* BEGIN *

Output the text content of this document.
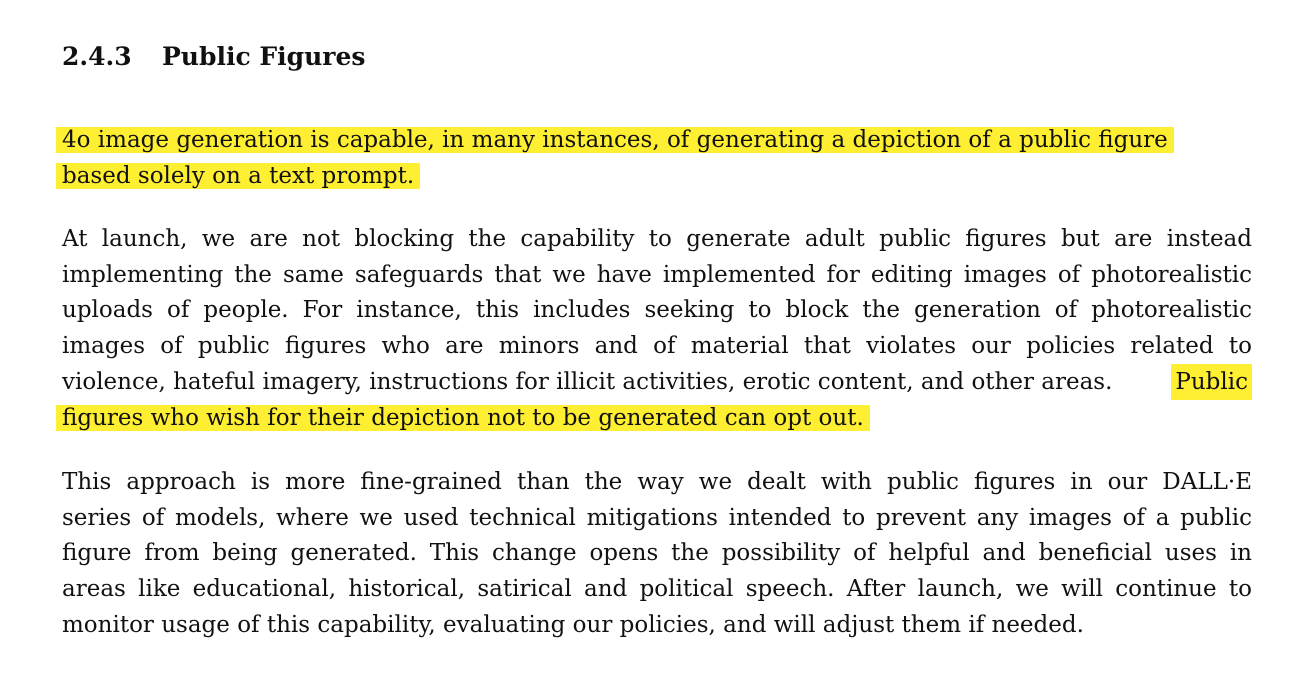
2.4.3 Public Figures
4o image generation is capable, in many instances, of generating a depiction of a public figure
based solely on a text prompt.
At launch, we are not blocking the capability to generate adult public figures but are instead
implementing the same safeguards that we have implemented for editing images of photorealistic
uploads of people. For instance, this includes seeking to block the generation of photorealistic
images of public figures who are minors and of material that violates our policies related to
violence, hateful imagery, instructions for illicit activities, erotic content, and other areas.	Public
figures who wish for their depiction not to be generated can opt out.
This approach is more fine-grained than the way we dealt with public figures in our DALL·E
series of models, where we used technical mitigations intended to prevent any images of a public
figure from being generated. This change opens the possibility of helpful and beneficial uses in
areas like educational, historical, satirical and political speech. After launch, we will continue to
monitor usage of this capability, evaluating our policies, and will adjust them if needed.
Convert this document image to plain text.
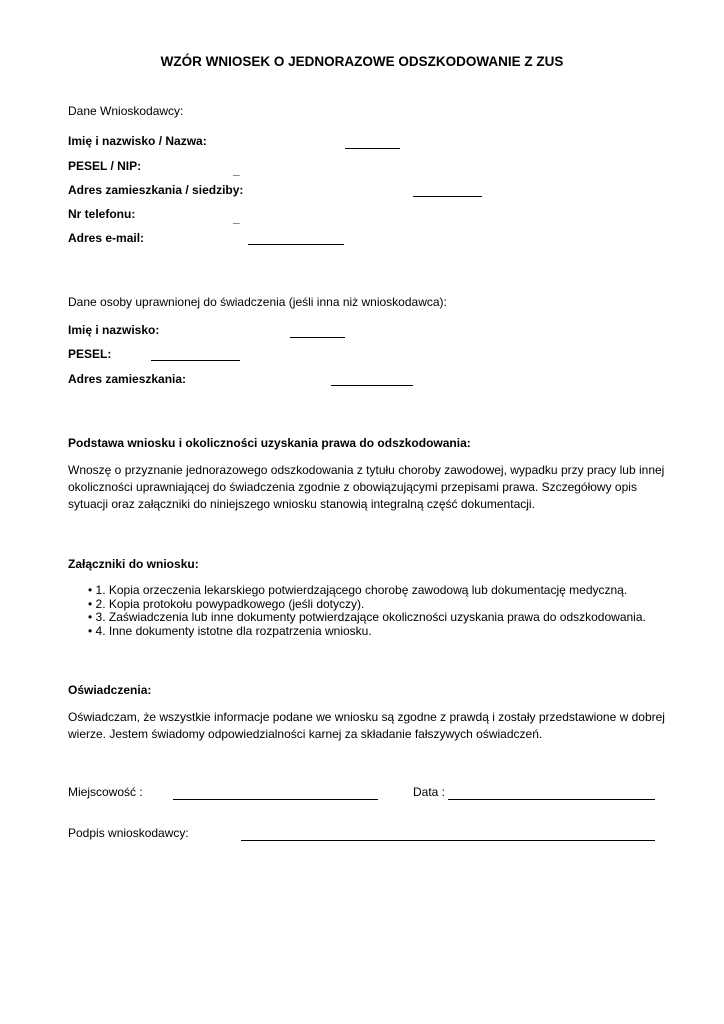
WZÓR WNIOSEK O JEDNORAZOWE ODSZKODOWANIE Z ZUS
Dane Wnioskodawcy:
Imię i nazwisko / Nazwa:
PESEL / NIP:	_
Adres zamieszkania / siedziby:
Nr telefonu:	_
Adres e-mail:
Dane osoby uprawnionej do świadczenia (jeśli inna niż wnioskodawca):
Imię i nazwisko:
PESEL:
Adres zamieszkania:
Podstawa wniosku i okoliczności uzyskania prawa do odszkodowania:
Wnoszę o przyznanie jednorazowego odszkodowania z tytułu choroby zawodowej, wypadku przy pracy lub innej okoliczności uprawniającej do świadczenia zgodnie z obowiązującymi przepisami prawa. Szczegółowy opis sytuacji oraz załączniki do niniejszego wniosku stanowią integralną część dokumentacji.
Załączniki do wniosku:
• 1. Kopia orzeczenia lekarskiego potwierdzającego chorobę zawodową lub dokumentację medyczną.
• 2. Kopia protokołu powypadkowego (jeśli dotyczy).
• 3. Zaświadczenia lub inne dokumenty potwierdzające okoliczności uzyskania prawa do odszkodowania.
• 4. Inne dokumenty istotne dla rozpatrzenia wniosku.
Oświadczenia:
Oświadczam, że wszystkie informacje podane we wniosku są zgodne z prawdą i zostały przedstawione w dobrej wierze. Jestem świadomy odpowiedzialności karnej za składanie fałszywych oświadczeń.
Miejscowość :	Data :
Podpis wnioskodawcy:
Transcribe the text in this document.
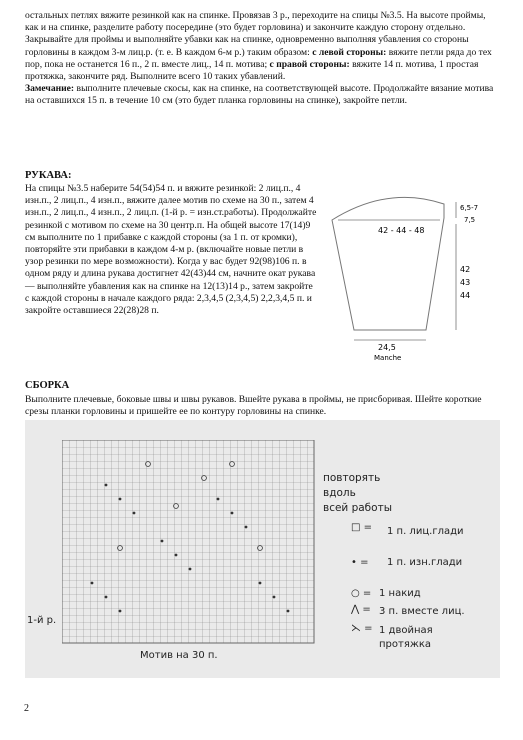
остальных петлях вяжите резинкой как на спинке. Провязав 3 р., переходите на спицы №3.5. На высоте проймы, как и на спинке, разделите работу посередине (это будет горловина) и закончите каждую сторону отдельно. Закрывайте для проймы и выполняйте убавки как на спинке, одновременно выполняя убавления со стороны горловины в каждом 3-м лиц.р. (т. е. В каждом 6-м р.) таким образом: с левой стороны: вяжите петли ряда до тех пор, пока не останется 16 п., 2 п. вместе лиц., 14 п. мотива; с правой стороны: вяжите 14 п. мотива, 1 простая протяжка, закончите ряд. Выполните всего 10 таких убавлений.
Замечание: выполните плечевые скосы, как на спинке, на соответствующей высоте. Продолжайте вязание мотива на оставшихся 15 п. в течение 10 см (это будет планка горловины на спинке), закройте петли.
РУКАВА:
На спицы №3.5 наберите 54(54)54 п. и вяжите резинкой: 2 лиц.п., 4 изн.п., 2 лиц.п., 4 изн.п., вяжите далее мотив по схеме на 30 п., затем 4 изн.п., 2 лиц.п., 4 изн.п., 2 лиц.п. (1-й р. = изн.ст.работы). Продолжайте резинкой с мотивом по схеме на 30 центр.п. На общей высоте 17(14)9 см выполните по 1 прибавке с каждой стороны (за 1 п. от кромки), повторяйте эти прибавки в каждом 4-м р. (включайте новые петли в узор резинки по мере возможности). Когда у вас будет 92(98)106 п. в одном ряду и длина рукава достигнет 42(43)44 см, начните окат рукава — выполняйте убавления как на спинке на 12(13)14 р., затем закройте с каждой стороны в начале каждого ряда: 2,3,4,5 (2,3,4,5) 2,2,3,4,5 п. и закройте оставшиеся 22(28)28 п.
42 - 44 - 48
6,5-7
7,5
42
43
44
24,5
Manche
СБОРКА
Выполните плечевые, боковые швы и швы рукавов. Вшейте рукава в проймы, не присборивая. Шейте короткие срезы планки горловины и пришейте ее по контуру горловины на спинке.
повторять
вдоль
всей работы
1-й р.
Мотив на 30 п.
□ = 1 п. лиц.глади
• = 1 п. изн.глади
○ = 1 накид
⋀ = 3 п. вместе лиц.
⋋ = 1 двойная
протяжка
2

* END *

* THE TASK: What count of lines in the listing contain the word "плечевые"? Reply with the number only.

* FINAL RESULT: 2